(Stored records)
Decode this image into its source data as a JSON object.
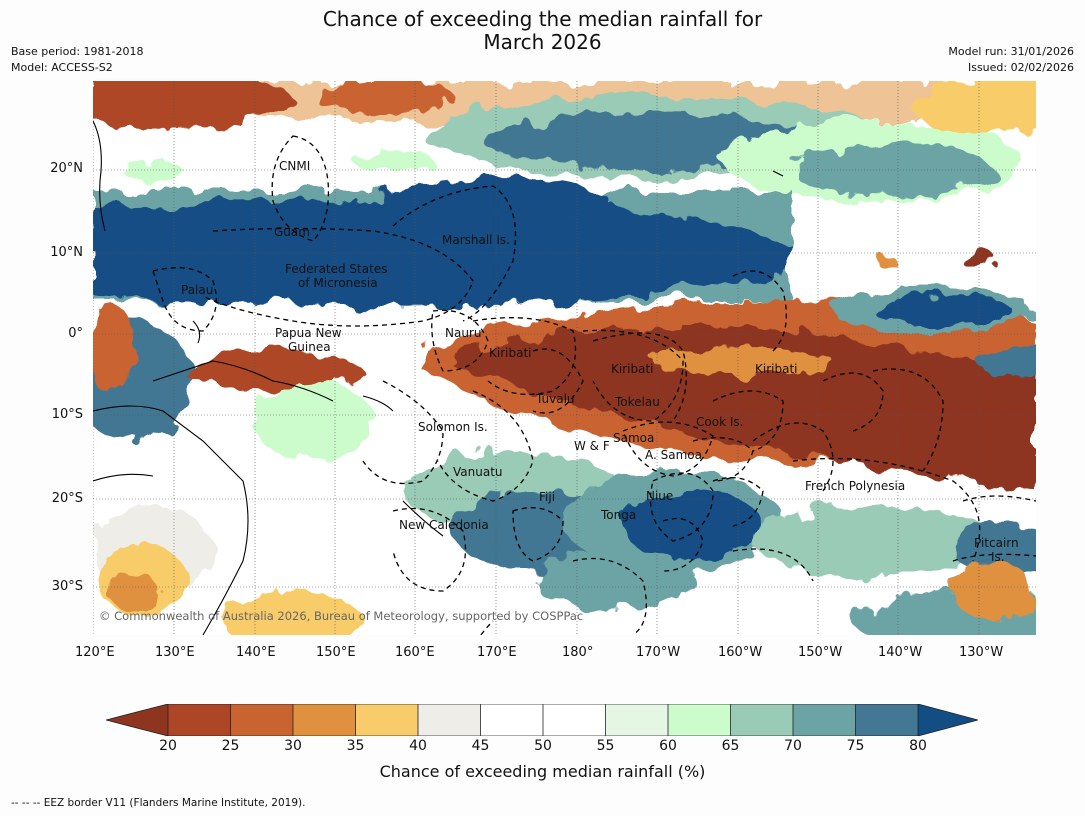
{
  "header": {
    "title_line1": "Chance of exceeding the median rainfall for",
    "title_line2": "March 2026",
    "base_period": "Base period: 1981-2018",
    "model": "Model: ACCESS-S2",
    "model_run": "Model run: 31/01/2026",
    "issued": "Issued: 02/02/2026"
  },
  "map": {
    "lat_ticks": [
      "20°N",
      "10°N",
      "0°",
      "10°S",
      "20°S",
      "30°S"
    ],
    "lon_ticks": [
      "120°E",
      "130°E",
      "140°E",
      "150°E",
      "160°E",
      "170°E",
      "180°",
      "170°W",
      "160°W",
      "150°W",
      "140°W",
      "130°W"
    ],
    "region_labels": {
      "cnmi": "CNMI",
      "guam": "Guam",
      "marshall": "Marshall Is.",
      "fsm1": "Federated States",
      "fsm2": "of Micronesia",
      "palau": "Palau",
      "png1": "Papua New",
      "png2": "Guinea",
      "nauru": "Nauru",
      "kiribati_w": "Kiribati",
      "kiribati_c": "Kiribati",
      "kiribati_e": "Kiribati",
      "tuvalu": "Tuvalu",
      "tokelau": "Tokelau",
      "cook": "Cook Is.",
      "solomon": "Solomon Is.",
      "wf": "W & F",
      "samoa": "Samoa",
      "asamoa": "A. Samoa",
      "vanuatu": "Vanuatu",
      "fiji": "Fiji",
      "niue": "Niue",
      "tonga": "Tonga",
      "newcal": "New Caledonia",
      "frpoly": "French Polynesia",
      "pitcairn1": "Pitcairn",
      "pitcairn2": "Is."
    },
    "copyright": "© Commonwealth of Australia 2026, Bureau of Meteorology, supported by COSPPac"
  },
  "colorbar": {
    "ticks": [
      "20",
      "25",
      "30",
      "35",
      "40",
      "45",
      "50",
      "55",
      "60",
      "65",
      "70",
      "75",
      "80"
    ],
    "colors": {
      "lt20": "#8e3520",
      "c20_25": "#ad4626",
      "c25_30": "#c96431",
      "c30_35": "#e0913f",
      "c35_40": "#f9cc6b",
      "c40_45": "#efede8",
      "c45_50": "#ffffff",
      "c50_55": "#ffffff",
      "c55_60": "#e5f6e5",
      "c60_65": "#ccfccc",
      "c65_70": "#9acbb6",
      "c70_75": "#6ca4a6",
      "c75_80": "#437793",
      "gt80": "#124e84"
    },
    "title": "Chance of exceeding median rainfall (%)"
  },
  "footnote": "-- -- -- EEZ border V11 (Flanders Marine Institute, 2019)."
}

TASK DETAILS:
Give back each entry exactly as it appears, with no pictures.

EXERCISE OUTPUT:
Decode this image into its source data as a JSON object.
{
  "header": {
    "title_line1": "Chance of exceeding the median rainfall for",
    "title_line2": "March 2026",
    "base_period": "Base period: 1981-2018",
    "model": "Model: ACCESS-S2",
    "model_run": "Model run: 31/01/2026",
    "issued": "Issued: 02/02/2026"
  },
  "map": {
    "lat_ticks": [
      "20°N",
      "10°N",
      "0°",
      "10°S",
      "20°S",
      "30°S"
    ],
    "lon_ticks": [
      "120°E",
      "130°E",
      "140°E",
      "150°E",
      "160°E",
      "170°E",
      "180°",
      "170°W",
      "160°W",
      "150°W",
      "140°W",
      "130°W"
    ],
    "region_labels": {
      "cnmi": "CNMI",
      "guam": "Guam",
      "marshall": "Marshall Is.",
      "fsm1": "Federated States",
      "fsm2": "of Micronesia",
      "palau": "Palau",
      "png1": "Papua New",
      "png2": "Guinea",
      "nauru": "Nauru",
      "kiribati_w": "Kiribati",
      "kiribati_c": "Kiribati",
      "kiribati_e": "Kiribati",
      "tuvalu": "Tuvalu",
      "tokelau": "Tokelau",
      "cook": "Cook Is.",
      "solomon": "Solomon Is.",
      "wf": "W & F",
      "samoa": "Samoa",
      "asamoa": "A. Samoa",
      "vanuatu": "Vanuatu",
      "fiji": "Fiji",
      "niue": "Niue",
      "tonga": "Tonga",
      "newcal": "New Caledonia",
      "frpoly": "French Polynesia",
      "pitcairn1": "Pitcairn",
      "pitcairn2": "Is."
    },
    "copyright": "© Commonwealth of Australia 2026, Bureau of Meteorology, supported by COSPPac"
  },
  "colorbar": {
    "ticks": [
      "20",
      "25",
      "30",
      "35",
      "40",
      "45",
      "50",
      "55",
      "60",
      "65",
      "70",
      "75",
      "80"
    ],
    "colors": {
      "lt20": "#8e3520",
      "c20_25": "#ad4626",
      "c25_30": "#c96431",
      "c30_35": "#e0913f",
      "c35_40": "#f9cc6b",
      "c40_45": "#efede8",
      "c45_50": "#ffffff",
      "c50_55": "#ffffff",
      "c55_60": "#e5f6e5",
      "c60_65": "#ccfccc",
      "c65_70": "#9acbb6",
      "c70_75": "#6ca4a6",
      "c75_80": "#437793",
      "gt80": "#124e84"
    },
    "title": "Chance of exceeding median rainfall (%)"
  },
  "footnote": "-- -- -- EEZ border V11 (Flanders Marine Institute, 2019)."
}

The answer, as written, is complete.